The task:
Every entry that follows needs to be repeated exactly.

Data supplied:
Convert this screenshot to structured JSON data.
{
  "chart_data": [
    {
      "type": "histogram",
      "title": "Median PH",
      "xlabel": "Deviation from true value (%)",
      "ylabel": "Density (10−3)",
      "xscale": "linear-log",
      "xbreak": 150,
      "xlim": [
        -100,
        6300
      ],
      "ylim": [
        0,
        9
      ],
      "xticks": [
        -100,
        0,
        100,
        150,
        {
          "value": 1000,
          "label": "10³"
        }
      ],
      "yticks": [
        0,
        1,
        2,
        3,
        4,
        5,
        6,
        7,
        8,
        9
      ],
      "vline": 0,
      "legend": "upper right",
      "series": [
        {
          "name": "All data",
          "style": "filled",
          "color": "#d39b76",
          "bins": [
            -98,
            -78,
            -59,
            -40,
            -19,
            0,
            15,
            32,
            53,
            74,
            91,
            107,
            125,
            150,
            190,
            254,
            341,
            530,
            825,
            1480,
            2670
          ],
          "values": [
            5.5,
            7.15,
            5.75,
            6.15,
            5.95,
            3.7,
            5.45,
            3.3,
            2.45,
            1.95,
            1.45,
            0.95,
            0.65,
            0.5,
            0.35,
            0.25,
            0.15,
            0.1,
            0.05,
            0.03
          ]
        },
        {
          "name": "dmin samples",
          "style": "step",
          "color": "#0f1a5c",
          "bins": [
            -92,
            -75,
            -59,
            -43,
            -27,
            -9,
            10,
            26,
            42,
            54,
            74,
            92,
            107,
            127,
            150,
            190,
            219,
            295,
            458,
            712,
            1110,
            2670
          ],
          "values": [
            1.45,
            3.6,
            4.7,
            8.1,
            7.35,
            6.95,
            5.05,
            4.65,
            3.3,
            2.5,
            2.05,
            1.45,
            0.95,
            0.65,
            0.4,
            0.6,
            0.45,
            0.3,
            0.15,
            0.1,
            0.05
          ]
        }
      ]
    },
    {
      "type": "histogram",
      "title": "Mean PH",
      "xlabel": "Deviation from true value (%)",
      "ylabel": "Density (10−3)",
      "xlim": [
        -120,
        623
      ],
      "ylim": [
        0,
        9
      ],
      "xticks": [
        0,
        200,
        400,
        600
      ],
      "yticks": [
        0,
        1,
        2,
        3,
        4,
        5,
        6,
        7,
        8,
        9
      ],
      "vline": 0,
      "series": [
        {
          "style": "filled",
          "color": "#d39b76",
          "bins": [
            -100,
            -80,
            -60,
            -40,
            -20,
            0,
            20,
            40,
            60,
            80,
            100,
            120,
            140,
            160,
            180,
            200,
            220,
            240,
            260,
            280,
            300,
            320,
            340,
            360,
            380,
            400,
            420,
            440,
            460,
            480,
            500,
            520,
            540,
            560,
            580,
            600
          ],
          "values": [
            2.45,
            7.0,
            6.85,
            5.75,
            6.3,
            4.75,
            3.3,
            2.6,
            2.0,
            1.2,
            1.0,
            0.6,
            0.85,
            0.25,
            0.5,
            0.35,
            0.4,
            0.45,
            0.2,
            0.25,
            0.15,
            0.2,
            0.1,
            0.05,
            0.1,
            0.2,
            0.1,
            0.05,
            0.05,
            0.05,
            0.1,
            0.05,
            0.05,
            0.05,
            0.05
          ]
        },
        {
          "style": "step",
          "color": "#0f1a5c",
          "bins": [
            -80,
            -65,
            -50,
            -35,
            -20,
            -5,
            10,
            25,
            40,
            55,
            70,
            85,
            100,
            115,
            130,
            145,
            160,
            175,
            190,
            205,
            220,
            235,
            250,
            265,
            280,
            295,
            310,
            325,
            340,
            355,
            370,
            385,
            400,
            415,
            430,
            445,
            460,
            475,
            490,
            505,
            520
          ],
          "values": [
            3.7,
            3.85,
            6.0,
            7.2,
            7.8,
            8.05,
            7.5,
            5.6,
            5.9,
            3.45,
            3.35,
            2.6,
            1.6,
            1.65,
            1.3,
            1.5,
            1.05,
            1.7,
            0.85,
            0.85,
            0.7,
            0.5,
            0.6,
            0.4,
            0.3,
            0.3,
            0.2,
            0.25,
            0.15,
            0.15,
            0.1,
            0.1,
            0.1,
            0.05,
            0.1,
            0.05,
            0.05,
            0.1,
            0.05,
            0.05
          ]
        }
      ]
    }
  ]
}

Response below:
Convert this screenshot to structured JSON data.
{
  "chart_data": [
    {
      "type": "histogram",
      "title": "Median PH",
      "xlabel": "Deviation from true value (%)",
      "ylabel": "Density (10−3)",
      "xscale": "linear-log",
      "xbreak": 150,
      "xlim": [
        -100,
        6300
      ],
      "ylim": [
        0,
        9
      ],
      "xticks": [
        -100,
        0,
        100,
        150,
        {
          "value": 1000,
          "label": "10³"
        }
      ],
      "yticks": [
        0,
        1,
        2,
        3,
        4,
        5,
        6,
        7,
        8,
        9
      ],
      "vline": 0,
      "legend": "upper right",
      "series": [
        {
          "name": "All data",
          "style": "filled",
          "color": "#d39b76",
          "bins": [
            -98,
            -78,
            -59,
            -40,
            -19,
            0,
            15,
            32,
            53,
            74,
            91,
            107,
            125,
            150,
            190,
            254,
            341,
            530,
            825,
            1480,
            2670
          ],
          "values": [
            5.5,
            7.15,
            5.75,
            6.15,
            5.95,
            3.7,
            5.45,
            3.3,
            2.45,
            1.95,
            1.45,
            0.95,
            0.65,
            0.5,
            0.35,
            0.25,
            0.15,
            0.1,
            0.05,
            0.03
          ]
        },
        {
          "name": "dmin samples",
          "style": "step",
          "color": "#0f1a5c",
          "bins": [
            -92,
            -75,
            -59,
            -43,
            -27,
            -9,
            10,
            26,
            42,
            54,
            74,
            92,
            107,
            127,
            150,
            190,
            219,
            295,
            458,
            712,
            1110,
            2670
          ],
          "values": [
            1.45,
            3.6,
            4.7,
            8.1,
            7.35,
            6.95,
            5.05,
            4.65,
            3.3,
            2.5,
            2.05,
            1.45,
            0.95,
            0.65,
            0.4,
            0.6,
            0.45,
            0.3,
            0.15,
            0.1,
            0.05
          ]
        }
      ]
    },
    {
      "type": "histogram",
      "title": "Mean PH",
      "xlabel": "Deviation from true value (%)",
      "ylabel": "Density (10−3)",
      "xlim": [
        -120,
        623
      ],
      "ylim": [
        0,
        9
      ],
      "xticks": [
        0,
        200,
        400,
        600
      ],
      "yticks": [
        0,
        1,
        2,
        3,
        4,
        5,
        6,
        7,
        8,
        9
      ],
      "vline": 0,
      "series": [
        {
          "style": "filled",
          "color": "#d39b76",
          "bins": [
            -100,
            -80,
            -60,
            -40,
            -20,
            0,
            20,
            40,
            60,
            80,
            100,
            120,
            140,
            160,
            180,
            200,
            220,
            240,
            260,
            280,
            300,
            320,
            340,
            360,
            380,
            400,
            420,
            440,
            460,
            480,
            500,
            520,
            540,
            560,
            580,
            600
          ],
          "values": [
            2.45,
            7.0,
            6.85,
            5.75,
            6.3,
            4.75,
            3.3,
            2.6,
            2.0,
            1.2,
            1.0,
            0.6,
            0.85,
            0.25,
            0.5,
            0.35,
            0.4,
            0.45,
            0.2,
            0.25,
            0.15,
            0.2,
            0.1,
            0.05,
            0.1,
            0.2,
            0.1,
            0.05,
            0.05,
            0.05,
            0.1,
            0.05,
            0.05,
            0.05,
            0.05
          ]
        },
        {
          "style": "step",
          "color": "#0f1a5c",
          "bins": [
            -80,
            -65,
            -50,
            -35,
            -20,
            -5,
            10,
            25,
            40,
            55,
            70,
            85,
            100,
            115,
            130,
            145,
            160,
            175,
            190,
            205,
            220,
            235,
            250,
            265,
            280,
            295,
            310,
            325,
            340,
            355,
            370,
            385,
            400,
            415,
            430,
            445,
            460,
            475,
            490,
            505,
            520
          ],
          "values": [
            3.7,
            3.85,
            6.0,
            7.2,
            7.8,
            8.05,
            7.5,
            5.6,
            5.9,
            3.45,
            3.35,
            2.6,
            1.6,
            1.65,
            1.3,
            1.5,
            1.05,
            1.7,
            0.85,
            0.85,
            0.7,
            0.5,
            0.6,
            0.4,
            0.3,
            0.3,
            0.2,
            0.25,
            0.15,
            0.15,
            0.1,
            0.1,
            0.1,
            0.05,
            0.1,
            0.05,
            0.05,
            0.1,
            0.05,
            0.05
          ]
        }
      ]
    }
  ]
}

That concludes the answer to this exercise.